-- START RECORDS FOR THIS EXERCISE --

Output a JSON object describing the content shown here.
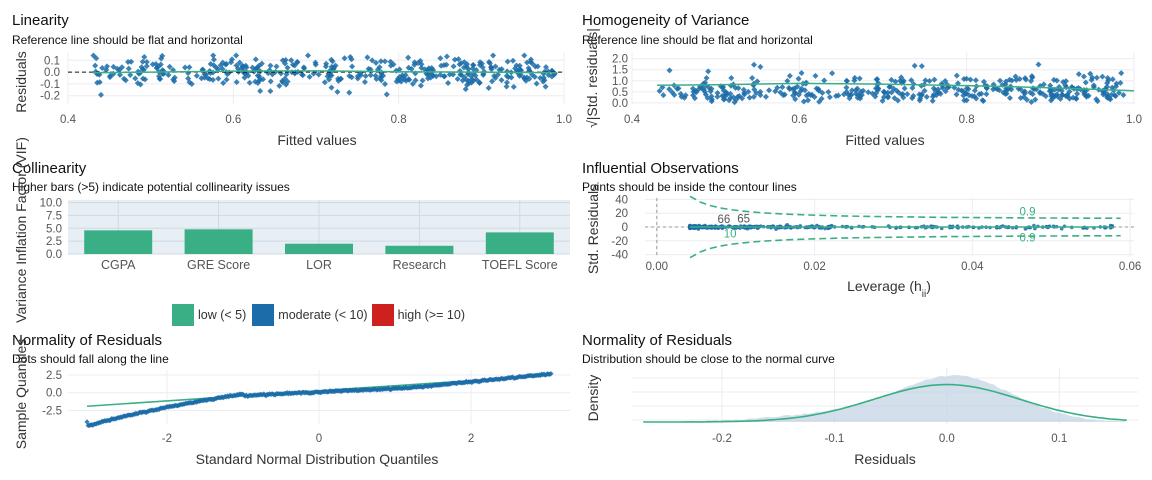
{
  "colors": {
    "green": "#3aaf85",
    "blue": "#1b6ca8",
    "red": "#cd201f",
    "light": "#dcdce6",
    "band": "#e1ebf3",
    "grid": "#ececf2"
  },
  "chart_data": [
    {
      "id": "linearity",
      "type": "scatter",
      "title": "Linearity",
      "subtitle": "Reference line should be flat and horizontal",
      "xlabel": "Fitted values",
      "ylabel": "Residuals",
      "xlim": [
        0.4,
        1.0
      ],
      "ylim": [
        -0.27,
        0.17
      ],
      "xticks": [
        "0.4",
        "0.6",
        "0.8",
        "1.0"
      ],
      "yticks": [
        "0.1",
        "0.0",
        "-0.1",
        "-0.2"
      ],
      "reference_line": 0,
      "smooth": {
        "x": [
          0.43,
          0.5,
          0.6,
          0.7,
          0.8,
          0.9,
          0.99
        ],
        "y": [
          -0.005,
          0.0,
          0.008,
          0.01,
          0.003,
          0.0,
          -0.005
        ]
      }
    },
    {
      "id": "homogeneity",
      "type": "scatter",
      "title": "Homogeneity of Variance",
      "subtitle": "Reference line should be flat and horizontal",
      "xlabel": "Fitted values",
      "ylabel": "√|Std. residuals|",
      "xlim": [
        0.4,
        1.0
      ],
      "ylim": [
        -0.05,
        2.3
      ],
      "xticks": [
        "0.4",
        "0.6",
        "0.8",
        "1.0"
      ],
      "yticks": [
        "2.0",
        "1.5",
        "1.0",
        "0.5",
        "0.0"
      ],
      "smooth": {
        "x": [
          0.43,
          0.5,
          0.6,
          0.7,
          0.8,
          0.9,
          1.0
        ],
        "y": [
          0.8,
          0.82,
          0.88,
          0.85,
          0.78,
          0.68,
          0.55
        ]
      }
    },
    {
      "id": "collinearity",
      "type": "bar",
      "title": "Collinearity",
      "subtitle": "Higher bars (>5) indicate potential collinearity issues",
      "ylabel": "Variance Inflation Factor (VIF)",
      "categories": [
        "CGPA",
        "GRE Score",
        "LOR",
        "Research",
        "TOEFL Score"
      ],
      "values": [
        4.6,
        4.8,
        2.0,
        1.6,
        4.2
      ],
      "ylim": [
        0,
        10.5
      ],
      "yticks": [
        "10.0",
        "7.5",
        "5.0",
        "2.5",
        "0.0"
      ],
      "legend": [
        "low (< 5)",
        "moderate (< 10)",
        "high (>= 10)"
      ]
    },
    {
      "id": "influential",
      "type": "scatter",
      "title": "Influential Observations",
      "subtitle": "Points should be inside the contour lines",
      "xlabel": "Leverage (h",
      "xlabel_sub": "ii",
      ")": ")",
      "ylabel": "Std. Residuals",
      "xlim": [
        -0.0015,
        0.0605
      ],
      "ylim": [
        -42,
        42
      ],
      "xticks": [
        "0.00",
        "0.02",
        "0.04",
        "0.06"
      ],
      "yticks": [
        "40",
        "20",
        "0",
        "-20",
        "-40"
      ],
      "contour_labels": [
        "0.9",
        "0.9"
      ],
      "point_labels": [
        "66",
        "65",
        "10"
      ]
    },
    {
      "id": "qq",
      "type": "scatter",
      "title": "Normality of Residuals",
      "subtitle": "Dots should fall along the line",
      "xlabel": "Standard Normal Distribution Quantiles",
      "ylabel": "Sample Quantiles",
      "xlim": [
        -3.3,
        3.3
      ],
      "ylim": [
        -4.4,
        3.2
      ],
      "xticks": [
        "-2",
        "0",
        "2"
      ],
      "yticks": [
        "2.5",
        "0.0",
        "-2.5"
      ]
    },
    {
      "id": "density",
      "type": "area",
      "title": "Normality of Residuals",
      "subtitle": "Distribution should be close to the normal curve",
      "xlabel": "Residuals",
      "ylabel": "Density",
      "xlim": [
        -0.28,
        0.17
      ],
      "xticks": [
        "-0.2",
        "-0.1",
        "0.0",
        "0.1"
      ]
    }
  ]
}
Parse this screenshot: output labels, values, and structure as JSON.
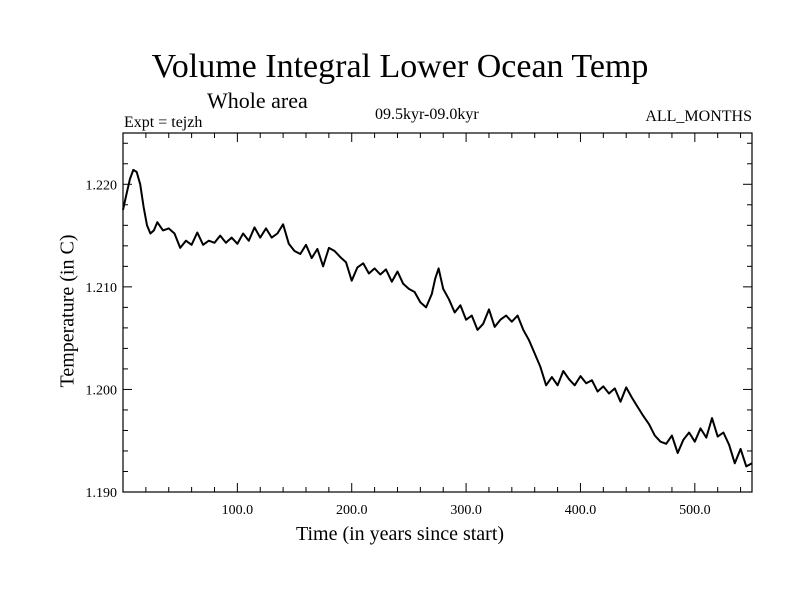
{
  "chart_data": {
    "type": "line",
    "title": "Volume Integral Lower Ocean Temp",
    "subtitle": "Whole area",
    "experiment": "Expt = tejzh",
    "period": "09.5kyr-09.0kyr",
    "months": "ALL_MONTHS",
    "xlabel": "Time (in years since start)",
    "ylabel": "Temperature (in C)",
    "xlim": [
      0,
      550
    ],
    "ylim": [
      1.19,
      1.225
    ],
    "xticks": [
      100,
      200,
      300,
      400,
      500
    ],
    "xtick_labels": [
      "100.0",
      "200.0",
      "300.0",
      "400.0",
      "500.0"
    ],
    "yticks": [
      1.19,
      1.2,
      1.21,
      1.22
    ],
    "ytick_labels": [
      "1.190",
      "1.200",
      "1.210",
      "1.220"
    ],
    "series": [
      {
        "name": "tejzh",
        "x": [
          0,
          3,
          6,
          9,
          12,
          15,
          18,
          21,
          24,
          27,
          30,
          35,
          40,
          45,
          50,
          55,
          60,
          65,
          70,
          75,
          80,
          85,
          90,
          95,
          100,
          105,
          110,
          115,
          120,
          125,
          130,
          135,
          140,
          145,
          150,
          155,
          160,
          165,
          170,
          175,
          180,
          185,
          190,
          195,
          200,
          205,
          210,
          215,
          220,
          225,
          230,
          235,
          240,
          245,
          250,
          255,
          260,
          265,
          270,
          273,
          276,
          280,
          285,
          290,
          295,
          300,
          305,
          310,
          315,
          320,
          325,
          330,
          335,
          340,
          345,
          350,
          355,
          360,
          365,
          370,
          375,
          380,
          385,
          390,
          395,
          400,
          405,
          410,
          415,
          420,
          425,
          430,
          435,
          440,
          445,
          450,
          455,
          460,
          465,
          470,
          475,
          480,
          485,
          490,
          495,
          500,
          505,
          510,
          515,
          520,
          525,
          530,
          535,
          540,
          545,
          550
        ],
        "values": [
          1.2175,
          1.219,
          1.2205,
          1.2214,
          1.2212,
          1.22,
          1.2178,
          1.216,
          1.2152,
          1.2155,
          1.2163,
          1.2155,
          1.2157,
          1.2152,
          1.2138,
          1.2145,
          1.2141,
          1.2153,
          1.2141,
          1.2145,
          1.2143,
          1.215,
          1.2143,
          1.2148,
          1.2142,
          1.2152,
          1.2145,
          1.2158,
          1.2148,
          1.2157,
          1.2148,
          1.2152,
          1.2161,
          1.2142,
          1.2135,
          1.2132,
          1.2141,
          1.2128,
          1.2137,
          1.212,
          1.2138,
          1.2135,
          1.2129,
          1.2124,
          1.2106,
          1.2119,
          1.2123,
          1.2113,
          1.2118,
          1.2112,
          1.2117,
          1.2105,
          1.2115,
          1.2103,
          1.2098,
          1.2095,
          1.2085,
          1.208,
          1.2093,
          1.2108,
          1.2118,
          1.2098,
          1.2088,
          1.2075,
          1.2082,
          1.2068,
          1.2072,
          1.2058,
          1.2064,
          1.2078,
          1.2061,
          1.2068,
          1.2072,
          1.2066,
          1.2072,
          1.2058,
          1.2048,
          1.2035,
          1.2022,
          1.2004,
          1.2012,
          1.2004,
          1.2018,
          1.201,
          1.2004,
          1.2013,
          1.2006,
          1.2009,
          1.1998,
          1.2003,
          1.1996,
          1.2001,
          1.1988,
          1.2002,
          1.1992,
          1.1983,
          1.1974,
          1.1966,
          1.1955,
          1.1949,
          1.1947,
          1.1955,
          1.1938,
          1.1951,
          1.1958,
          1.1949,
          1.1962,
          1.1953,
          1.1972,
          1.1954,
          1.1958,
          1.1946,
          1.1928,
          1.1942,
          1.1925,
          1.1928
        ]
      }
    ]
  }
}
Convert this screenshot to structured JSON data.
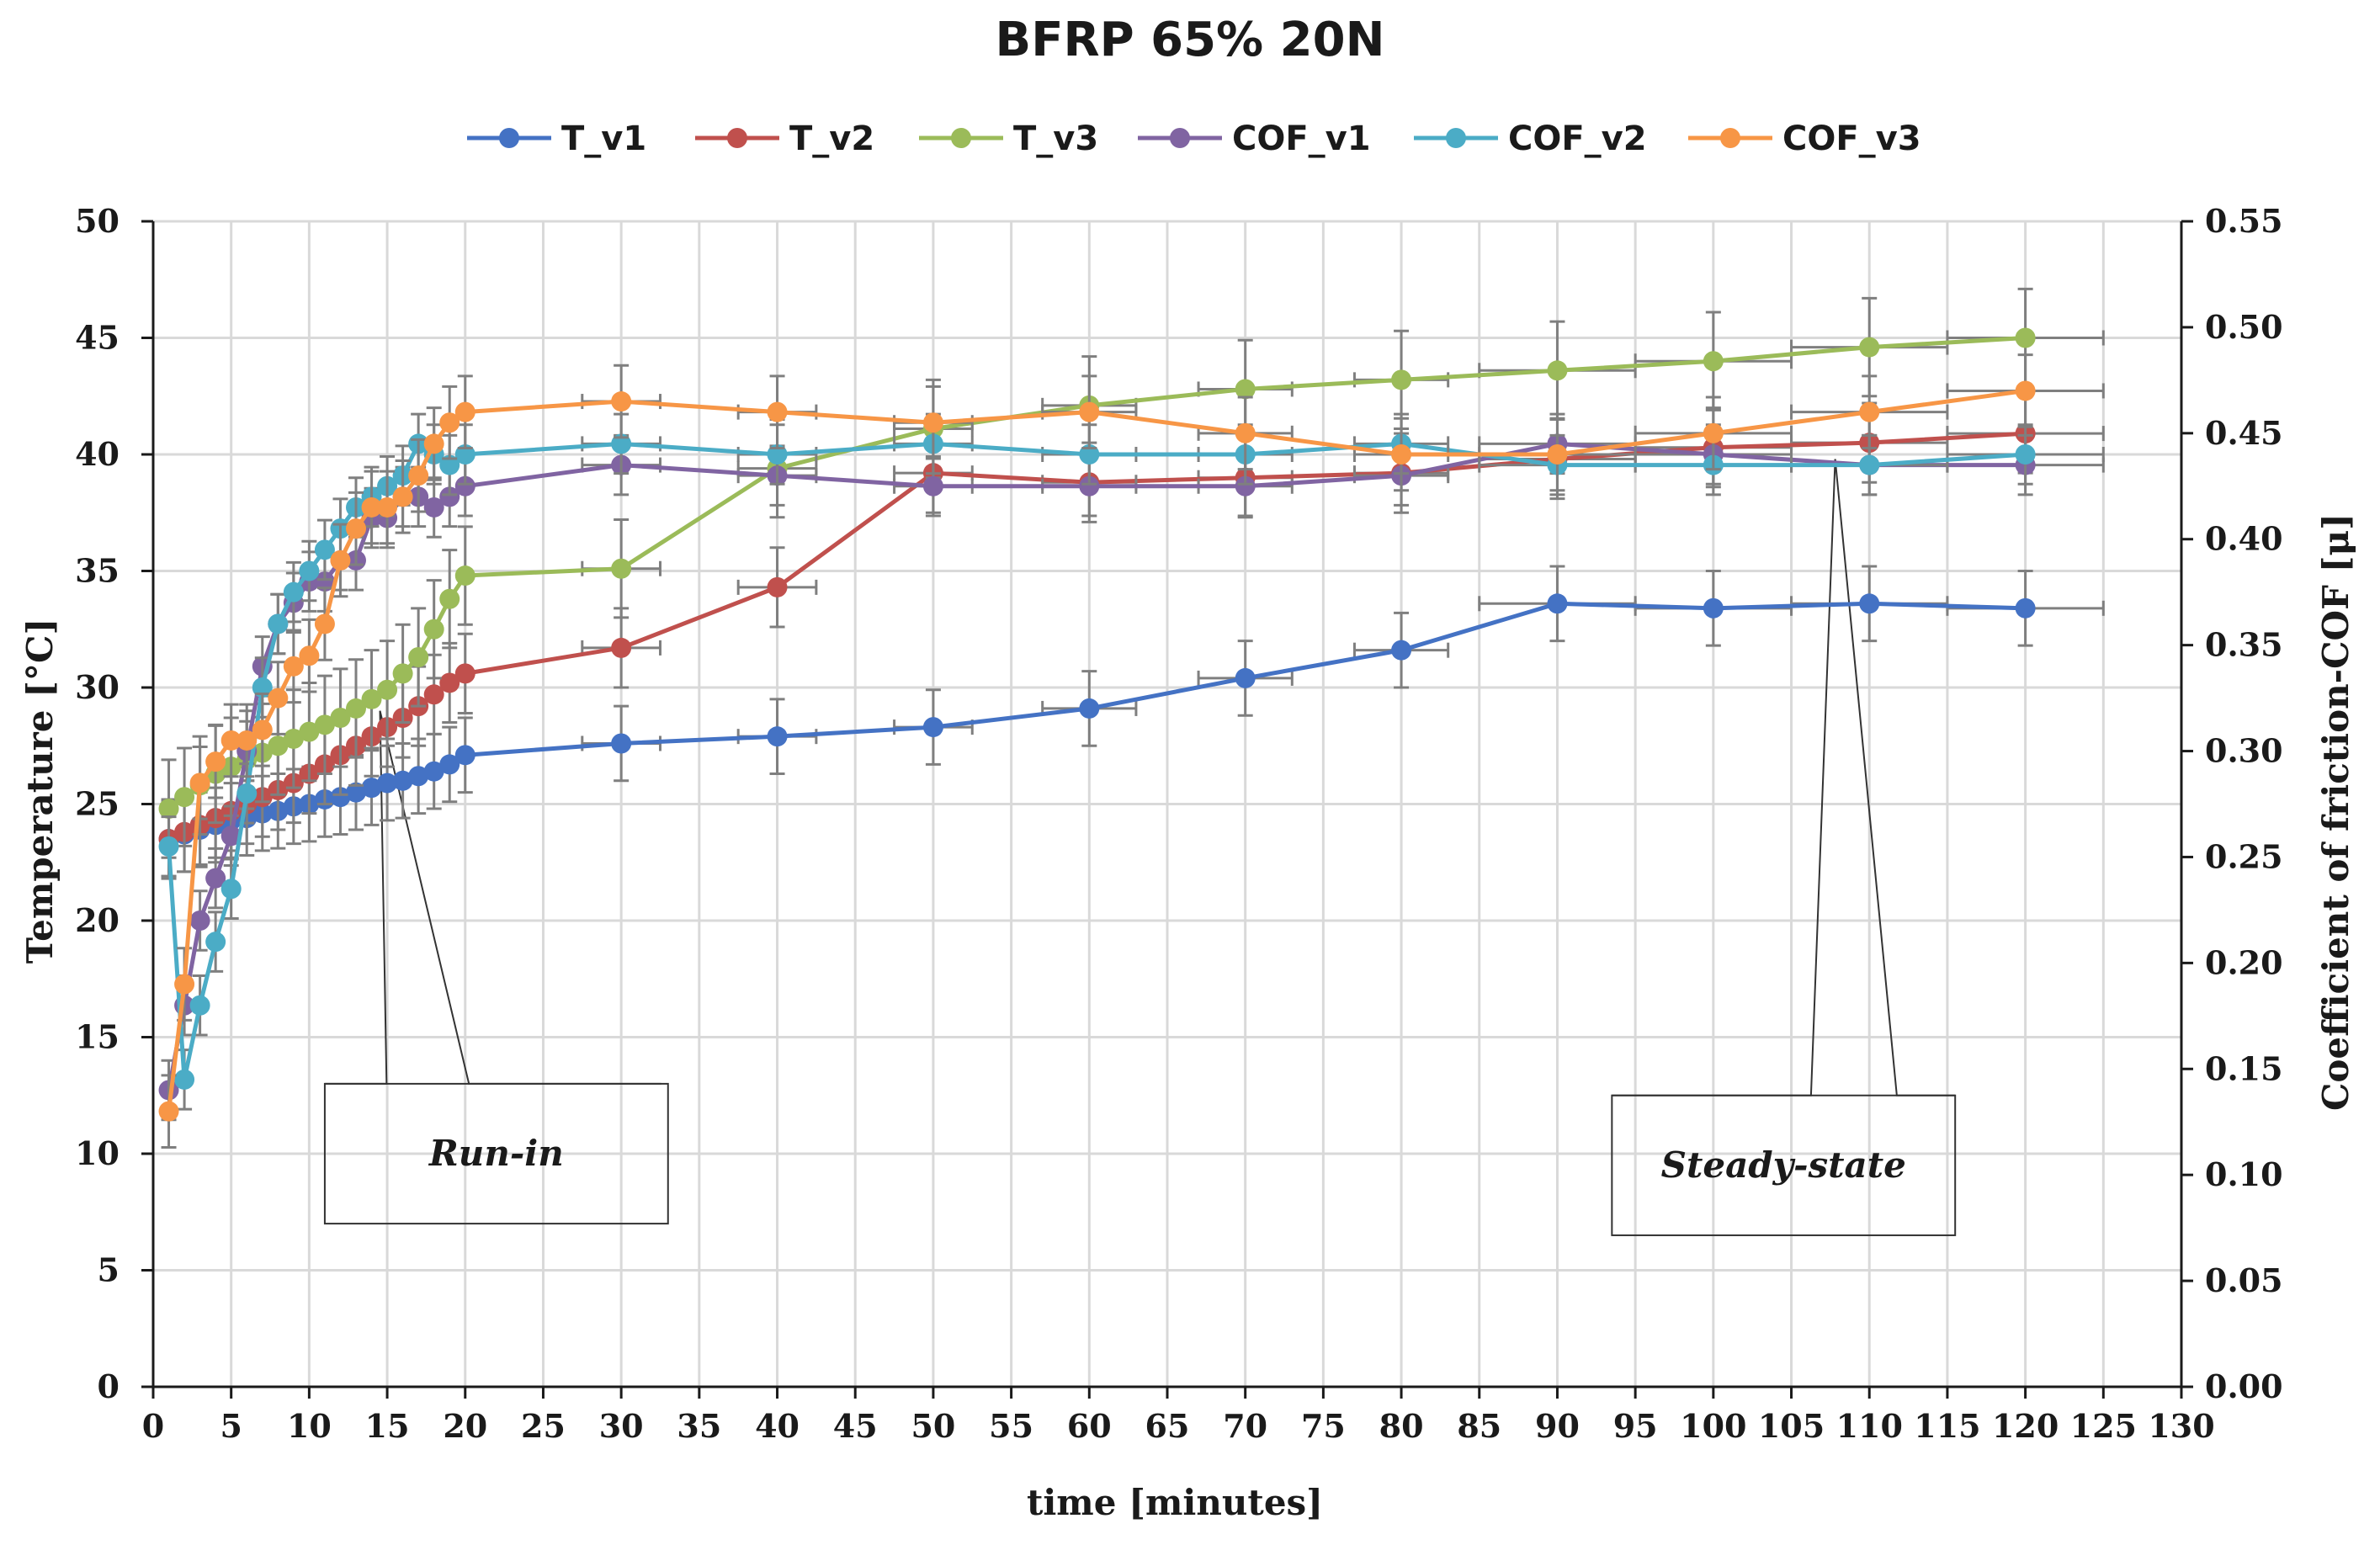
{
  "chart_data": {
    "type": "line",
    "title": "BFRP 65% 20N",
    "xlabel": "time [minutes]",
    "ylabel_left": "Temperature [°C]",
    "ylabel_right": "Coefficient of friction-COF [μ]",
    "xlim": [
      0,
      130
    ],
    "ylim_left": [
      0,
      50
    ],
    "ylim_right": [
      0,
      0.55
    ],
    "x_ticks": [
      "0",
      "5",
      "10",
      "15",
      "20",
      "25",
      "30",
      "35",
      "40",
      "45",
      "50",
      "55",
      "60",
      "65",
      "70",
      "75",
      "80",
      "85",
      "90",
      "95",
      "100",
      "105",
      "110",
      "115",
      "120",
      "125",
      "130"
    ],
    "y_left_ticks": [
      "0",
      "5",
      "10",
      "15",
      "20",
      "25",
      "30",
      "35",
      "40",
      "45",
      "50"
    ],
    "y_right_ticks": [
      "0.00",
      "0.05",
      "0.10",
      "0.15",
      "0.20",
      "0.25",
      "0.30",
      "0.35",
      "0.40",
      "0.45",
      "0.50",
      "0.55"
    ],
    "grid": true,
    "legend_position": "top",
    "series": [
      {
        "name": "T_v1",
        "axis": "left",
        "color": "#4472c4",
        "x": [
          1,
          2,
          3,
          4,
          5,
          6,
          7,
          8,
          9,
          10,
          11,
          12,
          13,
          14,
          15,
          16,
          17,
          18,
          19,
          20,
          30,
          40,
          50,
          60,
          70,
          80,
          90,
          100,
          110,
          120
        ],
        "y": [
          23.5,
          23.7,
          23.9,
          24.1,
          24.3,
          24.4,
          24.6,
          24.7,
          24.9,
          25.0,
          25.2,
          25.3,
          25.5,
          25.7,
          25.9,
          26.0,
          26.2,
          26.4,
          26.7,
          27.1,
          27.6,
          27.9,
          28.3,
          29.1,
          30.4,
          31.6,
          33.6,
          33.4,
          33.6,
          33.4
        ],
        "yerr": 1.6,
        "xerr_last": 5
      },
      {
        "name": "T_v2",
        "axis": "left",
        "color": "#c0504d",
        "x": [
          1,
          2,
          3,
          4,
          5,
          6,
          7,
          8,
          9,
          10,
          11,
          12,
          13,
          14,
          15,
          16,
          17,
          18,
          19,
          20,
          30,
          40,
          50,
          60,
          70,
          80,
          90,
          100,
          110,
          120
        ],
        "y": [
          23.5,
          23.8,
          24.1,
          24.4,
          24.7,
          25.0,
          25.3,
          25.6,
          25.9,
          26.3,
          26.7,
          27.1,
          27.5,
          27.9,
          28.3,
          28.7,
          29.2,
          29.7,
          30.2,
          30.6,
          31.7,
          34.3,
          39.2,
          38.8,
          39.0,
          39.2,
          39.8,
          40.3,
          40.5,
          40.9
        ],
        "yerr": 1.7,
        "xerr_last": 5
      },
      {
        "name": "T_v3",
        "axis": "left",
        "color": "#9bbb59",
        "x": [
          1,
          2,
          3,
          4,
          5,
          6,
          7,
          8,
          9,
          10,
          11,
          12,
          13,
          14,
          15,
          16,
          17,
          18,
          19,
          20,
          30,
          40,
          50,
          60,
          70,
          80,
          90,
          100,
          110,
          120
        ],
        "y": [
          24.8,
          25.3,
          25.8,
          26.3,
          26.6,
          26.9,
          27.2,
          27.5,
          27.8,
          28.1,
          28.4,
          28.7,
          29.1,
          29.5,
          29.9,
          30.6,
          31.3,
          32.5,
          33.8,
          34.8,
          35.1,
          39.4,
          41.1,
          42.1,
          42.8,
          43.2,
          43.6,
          44.0,
          44.6,
          45.0
        ],
        "yerr": 2.1,
        "xerr_last": 5
      },
      {
        "name": "COF_v1",
        "axis": "right",
        "color": "#8064a2",
        "x": [
          1,
          2,
          3,
          4,
          5,
          6,
          7,
          8,
          9,
          10,
          11,
          12,
          13,
          14,
          15,
          16,
          17,
          18,
          19,
          20,
          30,
          40,
          50,
          60,
          70,
          80,
          90,
          100,
          110,
          120
        ],
        "y": [
          0.14,
          0.18,
          0.22,
          0.24,
          0.26,
          0.3,
          0.34,
          0.36,
          0.37,
          0.38,
          0.38,
          0.39,
          0.39,
          0.41,
          0.41,
          0.42,
          0.42,
          0.415,
          0.42,
          0.425,
          0.435,
          0.43,
          0.425,
          0.425,
          0.425,
          0.43,
          0.445,
          0.44,
          0.435,
          0.435
        ],
        "yerr": 0.014,
        "xerr_last": 5
      },
      {
        "name": "COF_v2",
        "axis": "right",
        "color": "#4bacc6",
        "x": [
          1,
          2,
          3,
          4,
          5,
          6,
          7,
          8,
          9,
          10,
          11,
          12,
          13,
          14,
          15,
          16,
          17,
          18,
          19,
          20,
          30,
          40,
          50,
          60,
          70,
          80,
          90,
          100,
          110,
          120
        ],
        "y": [
          0.255,
          0.145,
          0.18,
          0.21,
          0.235,
          0.28,
          0.33,
          0.36,
          0.375,
          0.385,
          0.395,
          0.405,
          0.415,
          0.42,
          0.425,
          0.43,
          0.445,
          0.44,
          0.435,
          0.44,
          0.445,
          0.44,
          0.445,
          0.44,
          0.44,
          0.445,
          0.435,
          0.435,
          0.435,
          0.44
        ],
        "yerr": 0.014,
        "xerr_last": 5
      },
      {
        "name": "COF_v3",
        "axis": "right",
        "color": "#f79646",
        "x": [
          1,
          2,
          3,
          4,
          5,
          6,
          7,
          8,
          9,
          10,
          11,
          12,
          13,
          14,
          15,
          16,
          17,
          18,
          19,
          20,
          30,
          40,
          50,
          60,
          70,
          80,
          90,
          100,
          110,
          120
        ],
        "y": [
          0.13,
          0.19,
          0.285,
          0.295,
          0.305,
          0.305,
          0.31,
          0.325,
          0.34,
          0.345,
          0.36,
          0.39,
          0.405,
          0.415,
          0.415,
          0.42,
          0.43,
          0.445,
          0.455,
          0.46,
          0.465,
          0.46,
          0.455,
          0.46,
          0.45,
          0.44,
          0.44,
          0.45,
          0.46,
          0.47
        ],
        "yerr": 0.017,
        "xerr_last": 5
      }
    ],
    "annotations": [
      {
        "text": "Run-in",
        "box_x": [
          11,
          33
        ],
        "box_y": [
          7,
          13
        ],
        "pointers": [
          [
            14,
            29
          ],
          [
            14,
            29
          ]
        ]
      },
      {
        "text": "Steady-state",
        "box_x": [
          93.5,
          115.5
        ],
        "box_y": [
          6.5,
          12.5
        ],
        "pointers": [
          [
            107,
            39.8
          ],
          [
            107,
            39.8
          ]
        ]
      }
    ]
  }
}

-- END RECORDS FOR THIS EXERCISE --

TASK DESCRIPTION
From the entries above, copy every line that holds the word "should".

OUTPUT OF THE EXERCISE
      "subtitle": "Reference line should be flat and horizontal",
      "subtitle": "Reference line should be flat and horizontal",
      "subtitle": "Points should be inside the contour lines",
      "subtitle": "Dots should fall along the line",
      "subtitle": "Distribution should be close to the normal curve",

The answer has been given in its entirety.